┌──

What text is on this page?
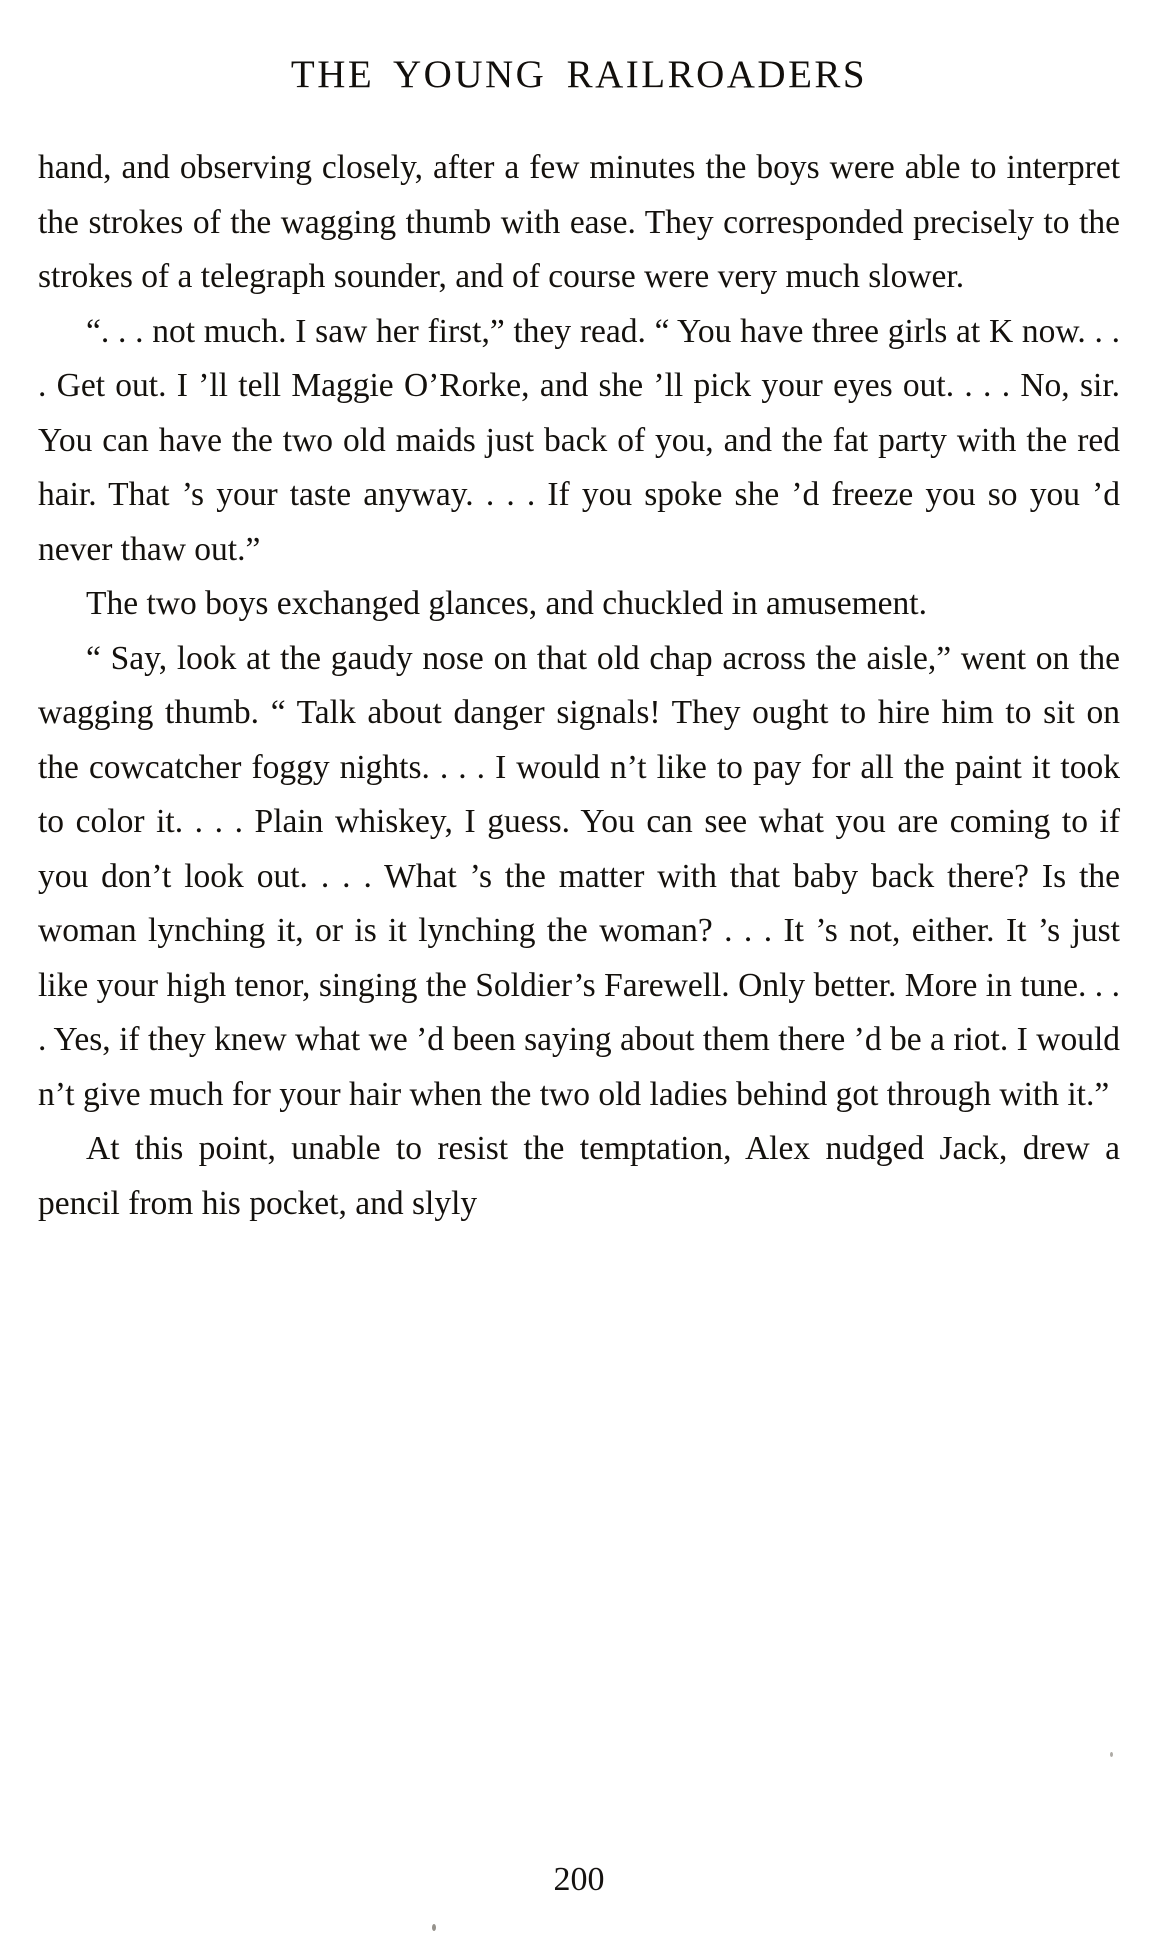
THE YOUNG RAILROADERS

hand, and observing closely, after a few minutes the boys were able to interpret the strokes of the wagging thumb with ease. They corresponded precisely to the strokes of a telegraph sounder, and of course were very much slower.

“. . . not much. I saw her first,” they read. “ You have three girls at K now. . . . Get out. I ’ll tell Maggie O’Rorke, and she ’ll pick your eyes out. . . . No, sir. You can have the two old maids just back of you, and the fat party with the red hair. That ’s your taste anyway. . . . If you spoke she ’d freeze you so you ’d never thaw out.”

The two boys exchanged glances, and chuckled in amusement.

“ Say, look at the gaudy nose on that old chap across the aisle,” went on the wagging thumb. “ Talk about danger signals! They ought to hire him to sit on the cowcatcher foggy nights. . . . I would n’t like to pay for all the paint it took to color it. . . . Plain whiskey, I guess. You can see what you are coming to if you don’t look out. . . . What ’s the matter with that baby back there? Is the woman lynching it, or is it lynching the woman? . . . It ’s not, either. It ’s just like your high tenor, singing the Soldier’s Farewell. Only better. More in tune. . . . Yes, if they knew what we ’d been saying about them there ’d be a riot. I would n’t give much for your hair when the two old ladies behind got through with it.”

At this point, unable to resist the temptation, Alex nudged Jack, drew a pencil from his pocket, and slyly

200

└──

● **Aim**
Omit the pictures and reproduce the listing exactly.

● **Solution below**
What text is on this page?
THE YOUNG RAILROADERS

hand, and observing closely, after a few minutes the boys were able to interpret the strokes of the wagging thumb with ease. They corresponded precisely to the strokes of a telegraph sounder, and of course were very much slower.

“. . . not much. I saw her first,” they read. “ You have three girls at K now. . . . Get out. I ’ll tell Maggie O’Rorke, and she ’ll pick your eyes out. . . . No, sir. You can have the two old maids just back of you, and the fat party with the red hair. That ’s your taste anyway. . . . If you spoke she ’d freeze you so you ’d never thaw out.”

The two boys exchanged glances, and chuckled in amusement.

“ Say, look at the gaudy nose on that old chap across the aisle,” went on the wagging thumb. “ Talk about danger signals! They ought to hire him to sit on the cowcatcher foggy nights. . . . I would n’t like to pay for all the paint it took to color it. . . . Plain whiskey, I guess. You can see what you are coming to if you don’t look out. . . . What ’s the matter with that baby back there? Is the woman lynching it, or is it lynching the woman? . . . It ’s not, either. It ’s just like your high tenor, singing the Soldier’s Farewell. Only better. More in tune. . . . Yes, if they knew what we ’d been saying about them there ’d be a riot. I would n’t give much for your hair when the two old ladies behind got through with it.”

At this point, unable to resist the temptation, Alex nudged Jack, drew a pencil from his pocket, and slyly

200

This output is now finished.